### Text shown
-- Opening Marker --
Waste not, want not
As Jamie Oliver’s war on sugar continues, Hugh Fearnley-Whittingstall has become the next UK celebrity chef to challenge the food industry.
His BBC documentary this week, Hugh’s War on Waste, looked at the major supermarkets’ role in food waste. Despite their websites claiming to advocate ‘zero waste’ and committing to be ‘world leaders in eradicating waste’, as well as promises that they do everything possible to avoid wasting any food still fit for human consumption, Fearnley-Whittingstall found that the supermarkets aren’t practising what they preach.
Joining a couple on one of their late night ‘skip diving’ missions – rooting around in the bins behind a supermarket to uncover produce thrown out by the supermarket at the end of the day – Fearnley-Whittingstall found beer, bottled water, Ferrero Rocher, oranges, bananas and salad items all in their original packaging and, in some cases, not even out of date.
He also explored the waste which occurs before the food even reaches shelves, with around 20 per cent of crops grown in Britain never being eaten as supermarkets deem them too ‘ugly’. Consumers won’t buy produce unless it’s perfect looking, the supermarkets argue, so they apply cosmetic standards to their produce.
-- Closing Marker --
### Tasks and exercises
A. In the article on food waste, list every product that Fearnley-Whittingstall found in the supermarket bins during the skip diving.
B. According to the article on food waste, what share of crops grown in Britain is never eaten?

### Information
-- Opening Marker --
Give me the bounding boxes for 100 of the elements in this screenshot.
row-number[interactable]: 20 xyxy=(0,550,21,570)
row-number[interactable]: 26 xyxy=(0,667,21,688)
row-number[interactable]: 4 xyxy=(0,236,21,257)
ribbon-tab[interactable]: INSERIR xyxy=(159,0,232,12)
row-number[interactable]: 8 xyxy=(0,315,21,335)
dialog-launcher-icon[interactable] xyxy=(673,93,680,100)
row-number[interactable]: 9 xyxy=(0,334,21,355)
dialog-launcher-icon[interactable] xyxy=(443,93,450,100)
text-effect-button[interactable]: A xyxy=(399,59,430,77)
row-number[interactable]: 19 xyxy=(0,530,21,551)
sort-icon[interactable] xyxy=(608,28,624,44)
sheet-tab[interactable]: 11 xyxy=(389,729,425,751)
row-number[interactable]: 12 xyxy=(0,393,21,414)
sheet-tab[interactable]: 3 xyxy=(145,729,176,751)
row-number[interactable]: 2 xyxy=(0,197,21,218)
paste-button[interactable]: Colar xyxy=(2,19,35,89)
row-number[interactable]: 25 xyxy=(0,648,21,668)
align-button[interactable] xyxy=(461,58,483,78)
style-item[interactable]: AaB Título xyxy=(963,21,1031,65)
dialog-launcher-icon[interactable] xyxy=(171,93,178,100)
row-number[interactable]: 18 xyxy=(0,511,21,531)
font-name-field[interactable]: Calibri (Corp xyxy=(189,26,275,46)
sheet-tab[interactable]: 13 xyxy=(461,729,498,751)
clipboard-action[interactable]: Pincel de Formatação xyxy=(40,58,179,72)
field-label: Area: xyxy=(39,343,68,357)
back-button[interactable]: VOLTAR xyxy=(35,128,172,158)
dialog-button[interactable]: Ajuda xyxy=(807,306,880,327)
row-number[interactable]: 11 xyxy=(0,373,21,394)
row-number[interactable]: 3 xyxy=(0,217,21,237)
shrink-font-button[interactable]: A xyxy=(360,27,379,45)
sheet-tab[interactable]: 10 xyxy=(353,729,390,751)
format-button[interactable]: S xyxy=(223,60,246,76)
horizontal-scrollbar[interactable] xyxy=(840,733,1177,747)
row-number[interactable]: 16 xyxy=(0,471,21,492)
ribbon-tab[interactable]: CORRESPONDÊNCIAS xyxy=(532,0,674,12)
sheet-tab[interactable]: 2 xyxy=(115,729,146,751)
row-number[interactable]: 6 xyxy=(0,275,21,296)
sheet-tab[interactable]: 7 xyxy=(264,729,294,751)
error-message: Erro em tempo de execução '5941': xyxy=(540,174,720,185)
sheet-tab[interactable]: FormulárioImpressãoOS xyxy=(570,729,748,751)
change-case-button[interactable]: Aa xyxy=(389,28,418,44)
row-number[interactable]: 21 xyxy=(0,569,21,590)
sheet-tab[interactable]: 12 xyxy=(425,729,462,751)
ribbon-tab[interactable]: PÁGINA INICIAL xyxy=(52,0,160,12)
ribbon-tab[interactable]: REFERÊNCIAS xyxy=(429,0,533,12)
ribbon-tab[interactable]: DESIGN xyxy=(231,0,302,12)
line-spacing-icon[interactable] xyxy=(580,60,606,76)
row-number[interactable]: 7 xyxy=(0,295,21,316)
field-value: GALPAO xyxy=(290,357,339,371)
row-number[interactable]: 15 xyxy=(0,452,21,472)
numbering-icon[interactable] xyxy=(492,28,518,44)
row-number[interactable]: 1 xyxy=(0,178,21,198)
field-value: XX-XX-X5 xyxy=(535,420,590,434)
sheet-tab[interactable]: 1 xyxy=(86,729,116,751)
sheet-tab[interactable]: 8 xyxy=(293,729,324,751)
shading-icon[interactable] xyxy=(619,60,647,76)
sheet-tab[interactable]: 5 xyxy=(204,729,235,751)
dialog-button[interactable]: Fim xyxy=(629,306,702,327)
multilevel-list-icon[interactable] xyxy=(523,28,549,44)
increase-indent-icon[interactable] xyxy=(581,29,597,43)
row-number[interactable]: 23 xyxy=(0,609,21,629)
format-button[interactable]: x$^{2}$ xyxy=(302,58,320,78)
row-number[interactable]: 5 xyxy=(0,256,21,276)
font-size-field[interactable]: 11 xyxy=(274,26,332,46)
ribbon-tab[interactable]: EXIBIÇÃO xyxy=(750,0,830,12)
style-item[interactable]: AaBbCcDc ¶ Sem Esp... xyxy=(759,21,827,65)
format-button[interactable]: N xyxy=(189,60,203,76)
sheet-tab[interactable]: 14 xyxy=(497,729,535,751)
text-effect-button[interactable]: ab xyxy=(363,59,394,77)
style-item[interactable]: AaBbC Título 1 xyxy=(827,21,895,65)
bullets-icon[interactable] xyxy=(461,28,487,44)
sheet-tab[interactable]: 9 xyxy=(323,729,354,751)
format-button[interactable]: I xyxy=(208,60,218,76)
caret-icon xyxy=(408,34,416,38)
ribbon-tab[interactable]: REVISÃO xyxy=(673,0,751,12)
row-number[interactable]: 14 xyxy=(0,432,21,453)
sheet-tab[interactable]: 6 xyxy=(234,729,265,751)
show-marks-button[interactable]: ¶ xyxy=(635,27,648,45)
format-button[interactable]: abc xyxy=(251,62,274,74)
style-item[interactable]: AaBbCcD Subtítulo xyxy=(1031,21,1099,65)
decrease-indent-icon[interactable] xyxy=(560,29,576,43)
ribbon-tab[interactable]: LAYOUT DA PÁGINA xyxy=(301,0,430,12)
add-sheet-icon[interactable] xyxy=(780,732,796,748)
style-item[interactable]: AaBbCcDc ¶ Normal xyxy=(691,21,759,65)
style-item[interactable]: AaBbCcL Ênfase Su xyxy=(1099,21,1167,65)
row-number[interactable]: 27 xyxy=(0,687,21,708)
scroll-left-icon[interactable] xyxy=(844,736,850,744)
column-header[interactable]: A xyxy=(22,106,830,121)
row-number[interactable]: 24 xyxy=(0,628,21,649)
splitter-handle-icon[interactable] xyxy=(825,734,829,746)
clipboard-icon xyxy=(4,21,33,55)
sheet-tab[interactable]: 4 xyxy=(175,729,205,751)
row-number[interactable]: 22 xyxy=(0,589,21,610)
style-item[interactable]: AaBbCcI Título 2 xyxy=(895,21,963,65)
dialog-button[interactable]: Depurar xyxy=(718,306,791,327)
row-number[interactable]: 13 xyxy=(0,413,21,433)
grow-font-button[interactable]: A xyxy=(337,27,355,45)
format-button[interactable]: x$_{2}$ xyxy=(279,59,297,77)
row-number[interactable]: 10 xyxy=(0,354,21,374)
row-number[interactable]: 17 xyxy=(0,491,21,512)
-- Closing Marker --
### Per-task outputs
A. Beer, bottled water, Ferrero Rocher, oranges, bananas and salad items

B. Around 20 per cent